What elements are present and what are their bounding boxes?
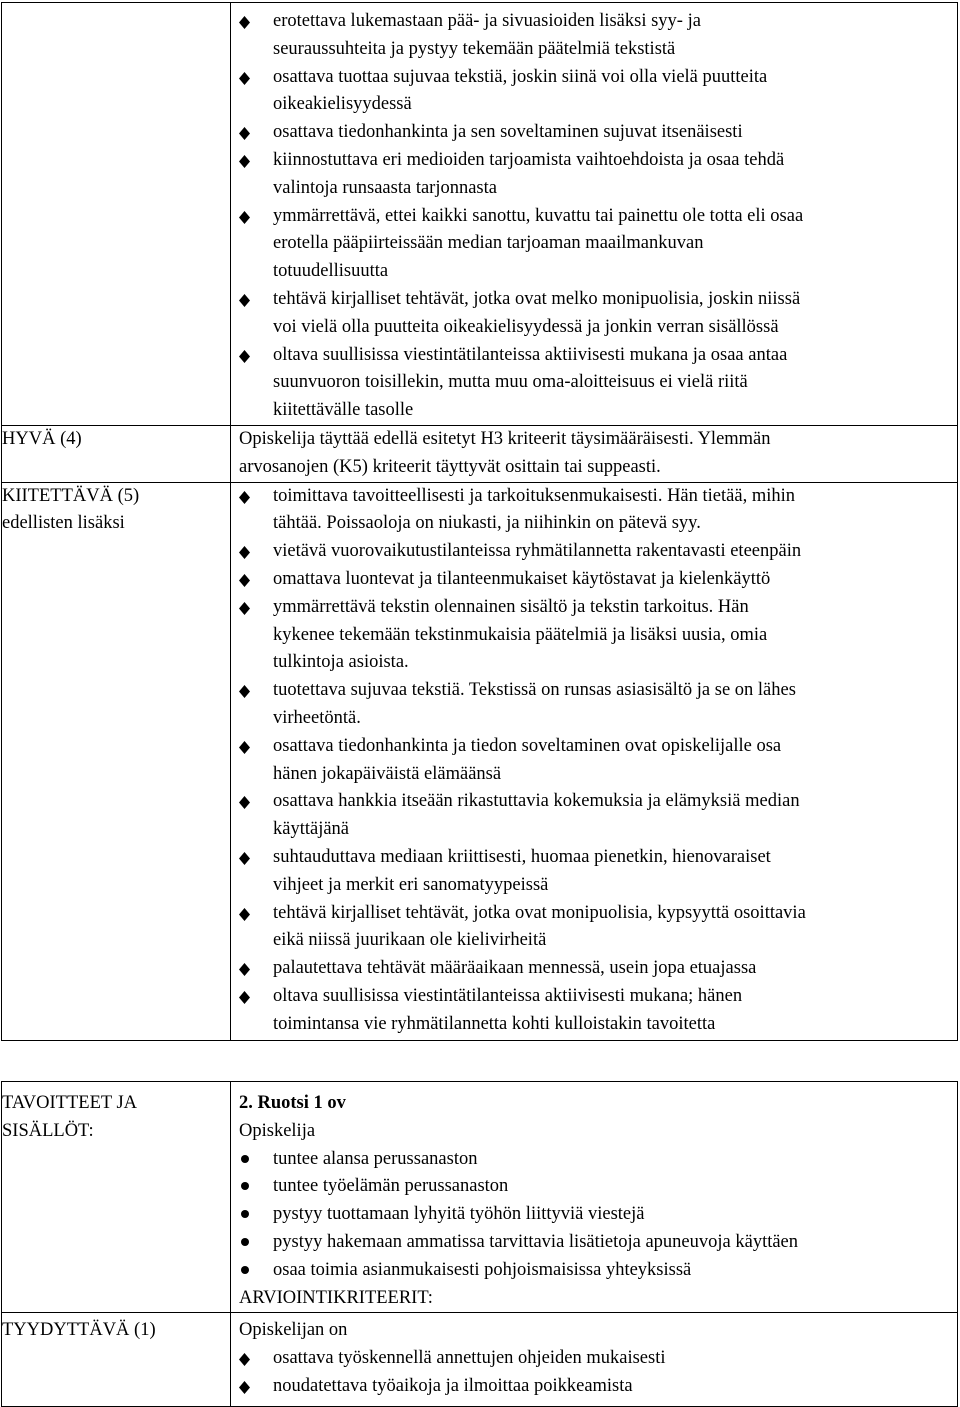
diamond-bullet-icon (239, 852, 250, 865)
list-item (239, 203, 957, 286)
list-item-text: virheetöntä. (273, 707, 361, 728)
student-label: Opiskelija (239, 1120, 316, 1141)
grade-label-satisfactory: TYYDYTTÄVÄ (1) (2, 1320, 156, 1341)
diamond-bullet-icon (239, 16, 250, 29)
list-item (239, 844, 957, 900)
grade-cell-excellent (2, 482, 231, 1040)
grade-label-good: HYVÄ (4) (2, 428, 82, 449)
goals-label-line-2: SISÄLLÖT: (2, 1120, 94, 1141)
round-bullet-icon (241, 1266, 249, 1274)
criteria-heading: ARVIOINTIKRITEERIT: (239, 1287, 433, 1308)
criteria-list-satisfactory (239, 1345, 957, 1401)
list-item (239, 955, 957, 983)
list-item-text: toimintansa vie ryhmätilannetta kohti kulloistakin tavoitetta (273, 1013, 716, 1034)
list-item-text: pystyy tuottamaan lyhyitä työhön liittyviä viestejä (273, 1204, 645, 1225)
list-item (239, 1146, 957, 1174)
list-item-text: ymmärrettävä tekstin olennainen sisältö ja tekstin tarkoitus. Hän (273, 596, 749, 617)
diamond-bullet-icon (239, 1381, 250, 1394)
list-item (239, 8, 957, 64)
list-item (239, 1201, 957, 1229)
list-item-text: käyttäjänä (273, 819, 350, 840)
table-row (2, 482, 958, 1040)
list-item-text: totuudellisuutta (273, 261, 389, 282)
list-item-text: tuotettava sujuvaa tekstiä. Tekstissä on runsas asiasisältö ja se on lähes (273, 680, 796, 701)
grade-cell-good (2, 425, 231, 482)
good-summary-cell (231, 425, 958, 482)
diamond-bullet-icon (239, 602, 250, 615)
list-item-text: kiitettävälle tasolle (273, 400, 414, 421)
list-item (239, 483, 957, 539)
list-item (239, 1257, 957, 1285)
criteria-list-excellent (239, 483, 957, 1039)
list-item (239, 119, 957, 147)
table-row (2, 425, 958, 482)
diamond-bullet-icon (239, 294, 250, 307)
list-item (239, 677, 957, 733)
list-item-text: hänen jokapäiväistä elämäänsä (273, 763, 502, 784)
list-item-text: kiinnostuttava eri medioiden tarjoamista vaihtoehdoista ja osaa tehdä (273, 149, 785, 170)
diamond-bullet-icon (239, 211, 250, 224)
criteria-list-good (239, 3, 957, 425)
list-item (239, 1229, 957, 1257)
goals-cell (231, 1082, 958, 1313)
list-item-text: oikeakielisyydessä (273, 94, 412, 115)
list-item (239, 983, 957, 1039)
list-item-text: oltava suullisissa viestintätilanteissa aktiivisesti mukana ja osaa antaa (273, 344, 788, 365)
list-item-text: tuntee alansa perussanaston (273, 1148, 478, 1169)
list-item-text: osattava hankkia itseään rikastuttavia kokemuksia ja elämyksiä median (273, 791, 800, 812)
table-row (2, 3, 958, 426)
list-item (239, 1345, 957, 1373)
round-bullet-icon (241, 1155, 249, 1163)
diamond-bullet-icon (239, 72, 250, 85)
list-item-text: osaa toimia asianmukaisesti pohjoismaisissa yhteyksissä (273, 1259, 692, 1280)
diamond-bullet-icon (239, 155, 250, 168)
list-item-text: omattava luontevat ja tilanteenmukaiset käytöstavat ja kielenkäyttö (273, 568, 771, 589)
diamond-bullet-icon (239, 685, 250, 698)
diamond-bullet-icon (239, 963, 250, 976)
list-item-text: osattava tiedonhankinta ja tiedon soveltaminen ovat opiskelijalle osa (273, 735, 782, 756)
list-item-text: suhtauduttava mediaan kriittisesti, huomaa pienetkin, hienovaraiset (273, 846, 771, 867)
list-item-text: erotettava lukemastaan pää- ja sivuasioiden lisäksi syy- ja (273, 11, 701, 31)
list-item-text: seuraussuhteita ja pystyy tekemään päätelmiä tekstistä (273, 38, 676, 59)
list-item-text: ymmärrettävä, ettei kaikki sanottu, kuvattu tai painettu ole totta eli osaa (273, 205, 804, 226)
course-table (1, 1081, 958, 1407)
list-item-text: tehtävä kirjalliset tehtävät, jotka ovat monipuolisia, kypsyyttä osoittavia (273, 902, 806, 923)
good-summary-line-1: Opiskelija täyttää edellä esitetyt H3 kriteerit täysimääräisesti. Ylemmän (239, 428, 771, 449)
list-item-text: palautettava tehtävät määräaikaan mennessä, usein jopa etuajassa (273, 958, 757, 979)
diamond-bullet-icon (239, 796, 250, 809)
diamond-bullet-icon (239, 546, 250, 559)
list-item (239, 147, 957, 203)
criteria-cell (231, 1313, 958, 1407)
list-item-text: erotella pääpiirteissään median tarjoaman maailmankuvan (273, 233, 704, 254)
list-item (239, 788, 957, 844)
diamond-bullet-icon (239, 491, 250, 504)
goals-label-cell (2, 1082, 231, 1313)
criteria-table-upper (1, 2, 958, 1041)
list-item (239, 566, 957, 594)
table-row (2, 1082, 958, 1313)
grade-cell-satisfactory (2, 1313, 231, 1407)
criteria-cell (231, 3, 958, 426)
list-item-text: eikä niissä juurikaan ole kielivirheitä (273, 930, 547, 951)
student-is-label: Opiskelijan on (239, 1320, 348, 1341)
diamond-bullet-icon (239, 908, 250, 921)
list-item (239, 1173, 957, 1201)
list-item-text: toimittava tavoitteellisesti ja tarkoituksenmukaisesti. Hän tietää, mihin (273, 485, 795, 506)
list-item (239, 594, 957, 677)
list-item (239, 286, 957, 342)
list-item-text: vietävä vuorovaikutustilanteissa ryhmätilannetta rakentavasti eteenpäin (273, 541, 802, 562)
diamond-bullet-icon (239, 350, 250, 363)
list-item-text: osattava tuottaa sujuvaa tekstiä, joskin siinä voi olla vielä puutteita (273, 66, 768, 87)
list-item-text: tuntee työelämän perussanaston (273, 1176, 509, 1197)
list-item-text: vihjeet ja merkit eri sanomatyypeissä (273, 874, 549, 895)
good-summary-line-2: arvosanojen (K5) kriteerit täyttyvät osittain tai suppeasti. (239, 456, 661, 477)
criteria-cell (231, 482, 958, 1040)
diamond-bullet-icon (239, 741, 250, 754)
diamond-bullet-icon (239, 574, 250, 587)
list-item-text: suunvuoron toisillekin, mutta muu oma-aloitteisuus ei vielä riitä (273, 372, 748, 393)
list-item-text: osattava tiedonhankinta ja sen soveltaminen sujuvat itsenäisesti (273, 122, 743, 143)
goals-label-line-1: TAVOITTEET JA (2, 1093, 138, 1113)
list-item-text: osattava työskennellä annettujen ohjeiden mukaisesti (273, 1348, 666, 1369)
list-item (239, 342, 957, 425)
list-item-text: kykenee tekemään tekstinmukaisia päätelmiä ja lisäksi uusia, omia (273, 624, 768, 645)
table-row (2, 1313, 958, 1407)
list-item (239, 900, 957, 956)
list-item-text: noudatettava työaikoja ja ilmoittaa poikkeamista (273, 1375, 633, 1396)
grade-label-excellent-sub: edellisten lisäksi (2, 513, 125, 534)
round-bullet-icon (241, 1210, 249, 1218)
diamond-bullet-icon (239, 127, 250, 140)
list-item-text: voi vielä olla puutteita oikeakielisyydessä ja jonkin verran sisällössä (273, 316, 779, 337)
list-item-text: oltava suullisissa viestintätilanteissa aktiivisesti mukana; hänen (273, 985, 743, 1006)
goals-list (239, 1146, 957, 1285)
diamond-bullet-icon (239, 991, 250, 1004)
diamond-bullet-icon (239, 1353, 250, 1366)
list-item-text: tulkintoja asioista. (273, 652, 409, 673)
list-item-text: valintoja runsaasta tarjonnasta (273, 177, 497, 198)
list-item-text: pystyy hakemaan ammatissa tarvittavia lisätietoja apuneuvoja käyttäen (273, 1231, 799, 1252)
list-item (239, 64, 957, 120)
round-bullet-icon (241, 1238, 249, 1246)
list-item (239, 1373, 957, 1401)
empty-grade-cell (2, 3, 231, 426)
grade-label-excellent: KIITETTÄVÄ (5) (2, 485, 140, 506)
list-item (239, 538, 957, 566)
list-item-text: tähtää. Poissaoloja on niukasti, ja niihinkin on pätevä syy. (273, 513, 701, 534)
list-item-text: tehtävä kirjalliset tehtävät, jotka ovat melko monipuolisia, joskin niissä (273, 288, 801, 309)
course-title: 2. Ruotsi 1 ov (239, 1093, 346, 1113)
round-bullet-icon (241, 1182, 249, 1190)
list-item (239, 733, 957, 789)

========================================

▶ [SHORT PROBLEM]: Arrange the rows above as a numbered list, running from the row that contains "diamond-bullet-icon (239, 852, 250, 865)" down to the row that contains "goals-label-line-2: SISÄLLÖT: (2, 1120, 94, 1141)", both included. Leave out any blank lines.

▶ [WRITTEN SOLUTION]:
1. diamond-bullet-icon (239, 852, 250, 865)
2. list-item (239, 203, 957, 286)
3. list-item-text: virheetöntä. (273, 707, 361, 728)
4. student-label: Opiskelija (239, 1120, 316, 1141)
5. grade-label-satisfactory: TYYDYTTÄVÄ (1) (2, 1320, 156, 1341)
6. diamond-bullet-icon (239, 16, 250, 29)
7. list-item (239, 844, 957, 900)
8. grade-cell-excellent (2, 482, 231, 1040)
9. grade-label-good: HYVÄ (4) (2, 428, 82, 449)
10. goals-label-line-2: SISÄLLÖT: (2, 1120, 94, 1141)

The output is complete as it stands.